:: DATASET CONTENT

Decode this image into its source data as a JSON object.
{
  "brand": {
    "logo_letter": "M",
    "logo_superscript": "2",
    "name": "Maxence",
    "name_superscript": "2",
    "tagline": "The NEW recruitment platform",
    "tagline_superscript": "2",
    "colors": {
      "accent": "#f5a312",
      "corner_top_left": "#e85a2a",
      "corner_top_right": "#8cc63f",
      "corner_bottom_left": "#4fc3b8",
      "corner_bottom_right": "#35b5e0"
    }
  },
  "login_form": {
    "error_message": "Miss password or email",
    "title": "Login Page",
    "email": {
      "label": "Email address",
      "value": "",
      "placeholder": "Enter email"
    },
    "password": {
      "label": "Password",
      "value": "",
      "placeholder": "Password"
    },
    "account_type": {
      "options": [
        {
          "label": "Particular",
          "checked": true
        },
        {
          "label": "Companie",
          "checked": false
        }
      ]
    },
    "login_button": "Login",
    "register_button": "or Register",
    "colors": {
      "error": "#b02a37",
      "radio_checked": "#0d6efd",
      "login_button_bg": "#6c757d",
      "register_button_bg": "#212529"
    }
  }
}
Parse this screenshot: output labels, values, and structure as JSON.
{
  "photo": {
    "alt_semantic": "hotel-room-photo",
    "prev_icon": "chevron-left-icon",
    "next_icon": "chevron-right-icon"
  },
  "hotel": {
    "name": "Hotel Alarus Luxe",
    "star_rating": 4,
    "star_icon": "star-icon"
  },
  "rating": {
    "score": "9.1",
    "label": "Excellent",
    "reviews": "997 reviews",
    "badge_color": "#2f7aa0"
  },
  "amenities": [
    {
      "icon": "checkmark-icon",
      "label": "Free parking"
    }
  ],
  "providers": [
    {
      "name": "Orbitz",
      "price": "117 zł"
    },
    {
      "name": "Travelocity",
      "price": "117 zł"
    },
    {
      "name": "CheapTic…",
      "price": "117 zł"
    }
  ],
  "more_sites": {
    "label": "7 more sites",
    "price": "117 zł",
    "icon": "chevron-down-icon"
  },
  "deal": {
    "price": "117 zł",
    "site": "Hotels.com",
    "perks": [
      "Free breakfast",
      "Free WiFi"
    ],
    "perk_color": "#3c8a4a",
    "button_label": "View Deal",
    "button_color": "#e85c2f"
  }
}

::::

Pick out every line holding the string "icon" and return it.

    "prev_icon": "chevron-left-icon",
    "next_icon": "chevron-right-icon"
    "star_icon": "star-icon"
      "icon": "checkmark-icon",
    "icon": "chevron-down-icon"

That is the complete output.